Your task:
Skip the pictures and quote all of the lines exactly.

++++ Input for this task ++++

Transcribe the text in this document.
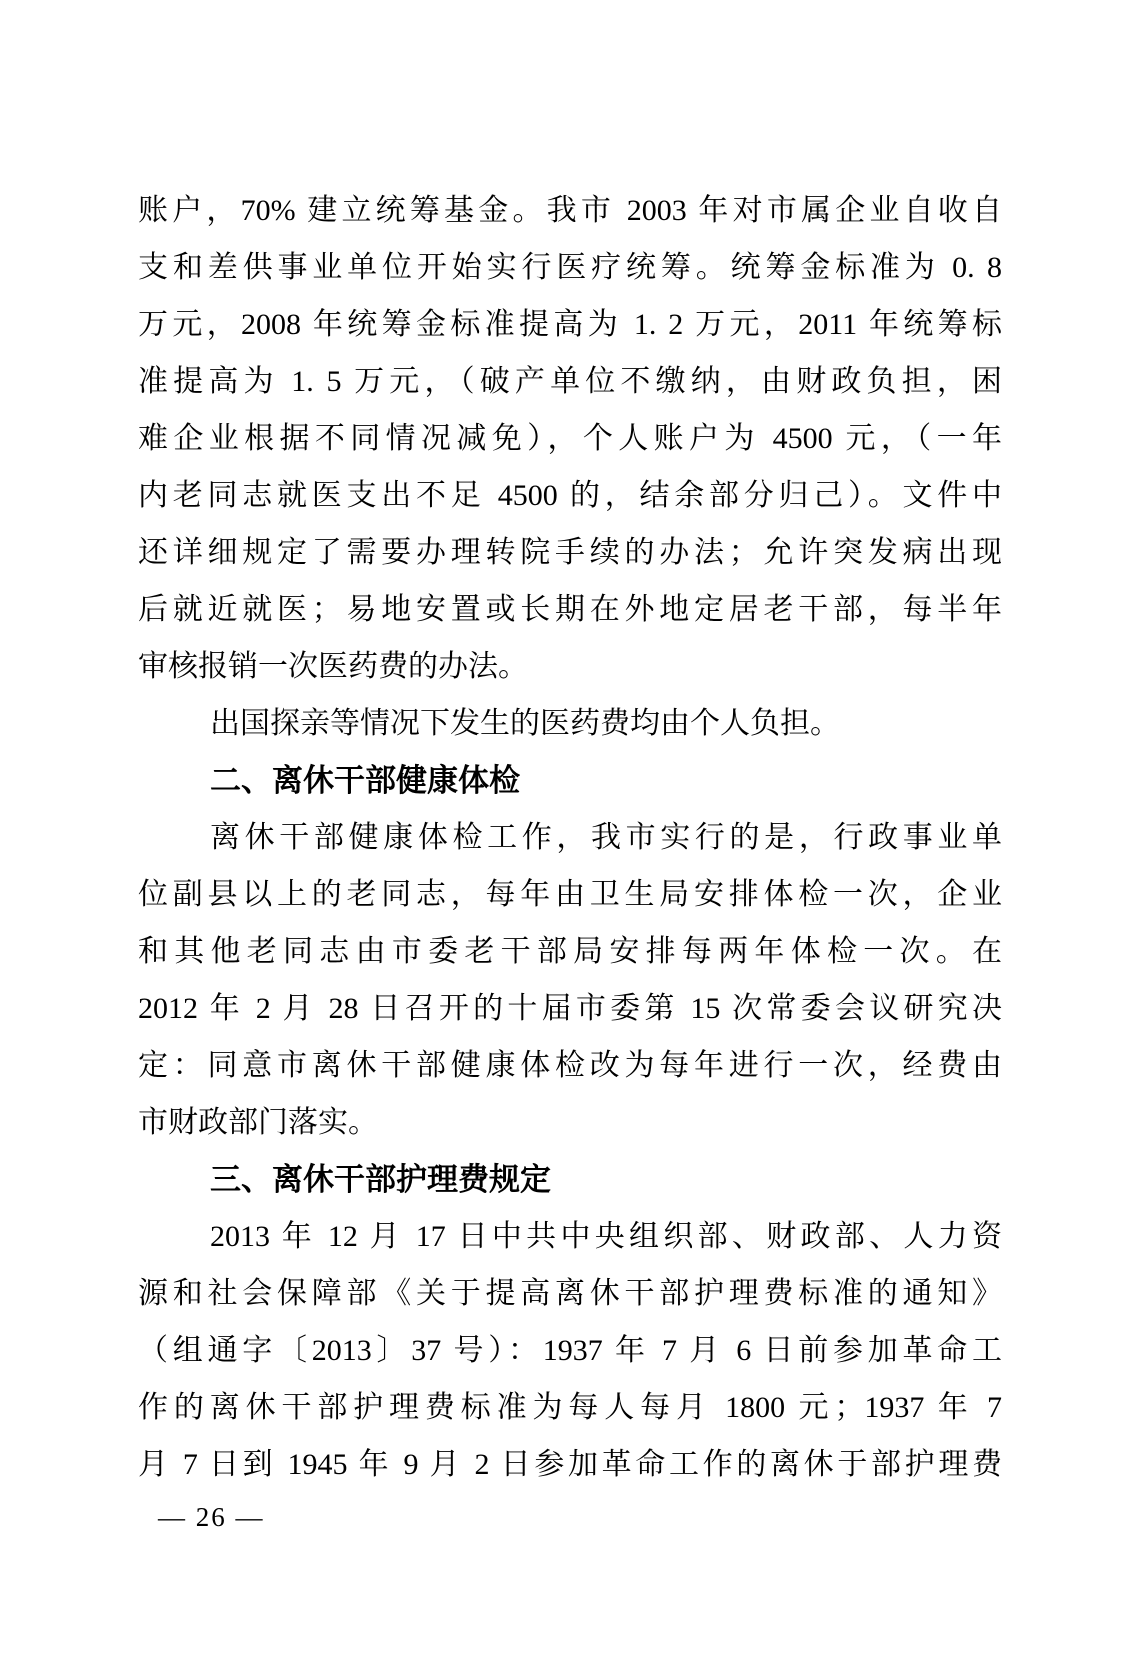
账户，70% 建立统筹基金。我市 2003 年对市属企业自收自
支和差供事业单位开始实行医疗统筹。统筹金标准为 0. 8
万元，2008 年统筹金标准提高为 1. 2 万元，2011 年统筹标
准提高为 1. 5 万元，（破产单位不缴纳，由财政负担，困
难企业根据不同情况减免），个人账户为 4500 元，（一年
内老同志就医支出不足 4500 的，结余部分归己）。文件中
还详细规定了需要办理转院手续的办法；允许突发病出现
后就近就医；易地安置或长期在外地定居老干部，每半年
审核报销一次医药费的办法。
出国探亲等情况下发生的医药费均由个人负担。
二、离休干部健康体检
离休干部健康体检工作，我市实行的是，行政事业单
位副县以上的老同志，每年由卫生局安排体检一次，企业
和其他老同志由市委老干部局安排每两年体检一次。在
2012 年 2 月 28 日召开的十届市委第 15 次常委会议研究决
定：同意市离休干部健康体检改为每年进行一次，经费由
市财政部门落实。
三、离休干部护理费规定
2013 年 12 月 17 日中共中央组织部、财政部、人力资
源和社会保障部《关于提高离休干部护理费标准的通知》
（组通字〔2013〕37 号）：1937 年 7 月 6 日前参加革命工
作的离休干部护理费标准为每人每月 1800 元；1937 年 7
月 7 日到 1945 年 9 月 2 日参加革命工作的离休于部护理费
— 26 —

++++

The answer:
Transcribe the text in this document.
账户，70% 建立统筹基金。我市 2003 年对市属企业自收自
支和差供事业单位开始实行医疗统筹。统筹金标准为 0. 8
万元，2008 年统筹金标准提高为 1. 2 万元，2011 年统筹标
准提高为 1. 5 万元，（破产单位不缴纳，由财政负担，困
难企业根据不同情况减免），个人账户为 4500 元，（一年
内老同志就医支出不足 4500 的，结余部分归己）。文件中
还详细规定了需要办理转院手续的办法；允许突发病出现
后就近就医；易地安置或长期在外地定居老干部，每半年
审核报销一次医药费的办法。
出国探亲等情况下发生的医药费均由个人负担。
二、离休干部健康体检
离休干部健康体检工作，我市实行的是，行政事业单
位副县以上的老同志，每年由卫生局安排体检一次，企业
和其他老同志由市委老干部局安排每两年体检一次。在
2012 年 2 月 28 日召开的十届市委第 15 次常委会议研究决
定：同意市离休干部健康体检改为每年进行一次，经费由
市财政部门落实。
三、离休干部护理费规定
2013 年 12 月 17 日中共中央组织部、财政部、人力资
源和社会保障部《关于提高离休干部护理费标准的通知》
（组通字〔2013〕37 号）：1937 年 7 月 6 日前参加革命工
作的离休干部护理费标准为每人每月 1800 元；1937 年 7
月 7 日到 1945 年 9 月 2 日参加革命工作的离休于部护理费
— 26 —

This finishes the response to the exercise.